Work required ->
Copy every line of the items below word for word, leaving out the pictures.

═════ Input rows

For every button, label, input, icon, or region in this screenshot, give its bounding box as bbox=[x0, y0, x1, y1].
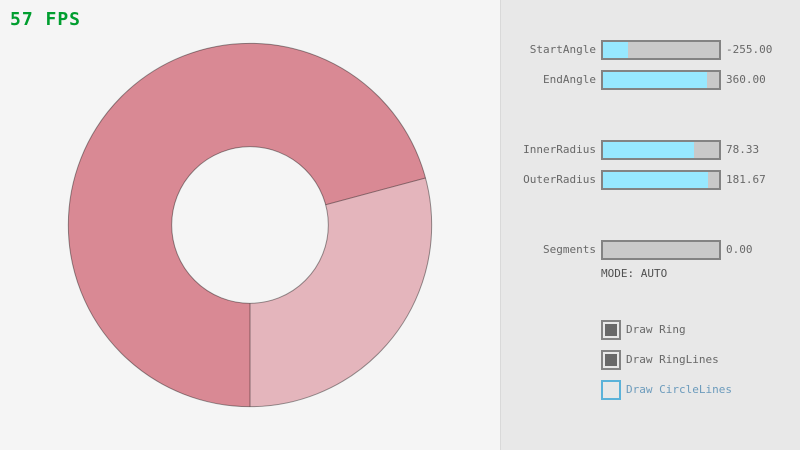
inner-radius-label: InnerRadius bbox=[523, 143, 596, 156]
draw-circle-lines-label: Draw CircleLines bbox=[626, 383, 732, 396]
start-angle-value: -255.00 bbox=[726, 43, 773, 56]
inner-radius-slider[interactable] bbox=[601, 140, 721, 160]
slider-row-inner-radius: InnerRadius 78.33 bbox=[501, 140, 800, 160]
ring-radial-line-1 bbox=[325, 177, 426, 206]
draw-ring-lines-checkbox[interactable] bbox=[601, 350, 621, 370]
end-angle-slider[interactable] bbox=[601, 70, 721, 90]
slider-row-outer-radius: OuterRadius 181.67 bbox=[501, 170, 800, 190]
end-angle-label: EndAngle bbox=[543, 73, 596, 86]
start-angle-slider-fill bbox=[603, 42, 629, 58]
slider-row-start-angle: StartAngle -255.00 bbox=[501, 40, 800, 60]
draw-ring-lines-label: Draw RingLines bbox=[626, 353, 719, 366]
outer-radius-slider-fill bbox=[603, 172, 709, 188]
ring-inner-line bbox=[171, 146, 329, 304]
end-angle-value: 360.00 bbox=[726, 73, 766, 86]
checkbox-draw-circle-lines[interactable]: Draw CircleLines bbox=[501, 380, 800, 400]
fps-counter: 57 FPS bbox=[10, 9, 82, 30]
outer-radius-value: 181.67 bbox=[726, 173, 766, 186]
segments-mode-text: MODE: AUTO bbox=[601, 267, 668, 280]
draw-ring-checkbox[interactable] bbox=[601, 320, 621, 340]
checkbox-draw-ring[interactable]: Draw Ring bbox=[501, 320, 800, 340]
ring-sector-overlap bbox=[68, 43, 426, 407]
slider-row-end-angle: EndAngle 360.00 bbox=[501, 70, 800, 90]
inner-radius-value: 78.33 bbox=[726, 143, 760, 156]
draw-ring-label: Draw Ring bbox=[626, 323, 686, 336]
outer-radius-label: OuterRadius bbox=[523, 173, 596, 186]
draw-ring-check-mark bbox=[605, 324, 617, 336]
start-angle-label: StartAngle bbox=[529, 43, 596, 56]
draw-ring-lines-check-mark bbox=[605, 354, 617, 366]
checkbox-draw-ring-lines[interactable]: Draw RingLines bbox=[501, 350, 800, 370]
inner-radius-slider-fill bbox=[603, 142, 694, 158]
ring-sector-single bbox=[250, 177, 432, 407]
segments-value: 0.00 bbox=[726, 243, 753, 256]
segments-slider[interactable] bbox=[601, 240, 721, 260]
start-angle-slider[interactable] bbox=[601, 40, 721, 60]
draw-circle-lines-checkbox[interactable] bbox=[601, 380, 621, 400]
segments-label: Segments bbox=[543, 243, 596, 256]
outer-radius-slider[interactable] bbox=[601, 170, 721, 190]
end-angle-slider-fill bbox=[603, 72, 708, 88]
slider-row-segments: Segments 0.00 bbox=[501, 240, 800, 260]
controls-panel: StartAngle -255.00 EndAngle 360.00 Inner… bbox=[500, 0, 800, 450]
ring-outer-line bbox=[67, 42, 433, 408]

══════════

Exercise response ->
For every button, label, input, icon, or region in this screenshot, give its bounding box as bbox=[x0, y0, x1, y1].
inner-radius-label: InnerRadius bbox=[523, 143, 596, 156]
draw-circle-lines-label: Draw CircleLines bbox=[626, 383, 732, 396]
start-angle-value: -255.00 bbox=[726, 43, 773, 56]
inner-radius-slider[interactable] bbox=[601, 140, 721, 160]
slider-row-inner-radius: InnerRadius 78.33 bbox=[501, 140, 800, 160]
ring-radial-line-1 bbox=[325, 177, 426, 206]
draw-ring-lines-checkbox[interactable] bbox=[601, 350, 621, 370]
end-angle-slider[interactable] bbox=[601, 70, 721, 90]
slider-row-outer-radius: OuterRadius 181.67 bbox=[501, 170, 800, 190]
end-angle-label: EndAngle bbox=[543, 73, 596, 86]
start-angle-slider-fill bbox=[603, 42, 629, 58]
slider-row-start-angle: StartAngle -255.00 bbox=[501, 40, 800, 60]
draw-ring-lines-label: Draw RingLines bbox=[626, 353, 719, 366]
outer-radius-slider-fill bbox=[603, 172, 709, 188]
ring-inner-line bbox=[171, 146, 329, 304]
end-angle-value: 360.00 bbox=[726, 73, 766, 86]
checkbox-draw-circle-lines[interactable]: Draw CircleLines bbox=[501, 380, 800, 400]
fps-counter: 57 FPS bbox=[10, 9, 82, 30]
outer-radius-value: 181.67 bbox=[726, 173, 766, 186]
segments-mode-text: MODE: AUTO bbox=[601, 267, 668, 280]
draw-ring-checkbox[interactable] bbox=[601, 320, 621, 340]
checkbox-draw-ring[interactable]: Draw Ring bbox=[501, 320, 800, 340]
ring-sector-overlap bbox=[68, 43, 426, 407]
slider-row-end-angle: EndAngle 360.00 bbox=[501, 70, 800, 90]
inner-radius-value: 78.33 bbox=[726, 143, 760, 156]
draw-ring-label: Draw Ring bbox=[626, 323, 686, 336]
outer-radius-label: OuterRadius bbox=[523, 173, 596, 186]
draw-ring-check-mark bbox=[605, 324, 617, 336]
start-angle-label: StartAngle bbox=[529, 43, 596, 56]
draw-ring-lines-check-mark bbox=[605, 354, 617, 366]
checkbox-draw-ring-lines[interactable]: Draw RingLines bbox=[501, 350, 800, 370]
inner-radius-slider-fill bbox=[603, 142, 694, 158]
ring-sector-single bbox=[250, 177, 432, 407]
segments-value: 0.00 bbox=[726, 243, 753, 256]
segments-slider[interactable] bbox=[601, 240, 721, 260]
start-angle-slider[interactable] bbox=[601, 40, 721, 60]
draw-circle-lines-checkbox[interactable] bbox=[601, 380, 621, 400]
segments-label: Segments bbox=[543, 243, 596, 256]
outer-radius-slider[interactable] bbox=[601, 170, 721, 190]
end-angle-slider-fill bbox=[603, 72, 708, 88]
slider-row-segments: Segments 0.00 bbox=[501, 240, 800, 260]
controls-panel: StartAngle -255.00 EndAngle 360.00 Inner… bbox=[500, 0, 800, 450]
ring-outer-line bbox=[67, 42, 433, 408]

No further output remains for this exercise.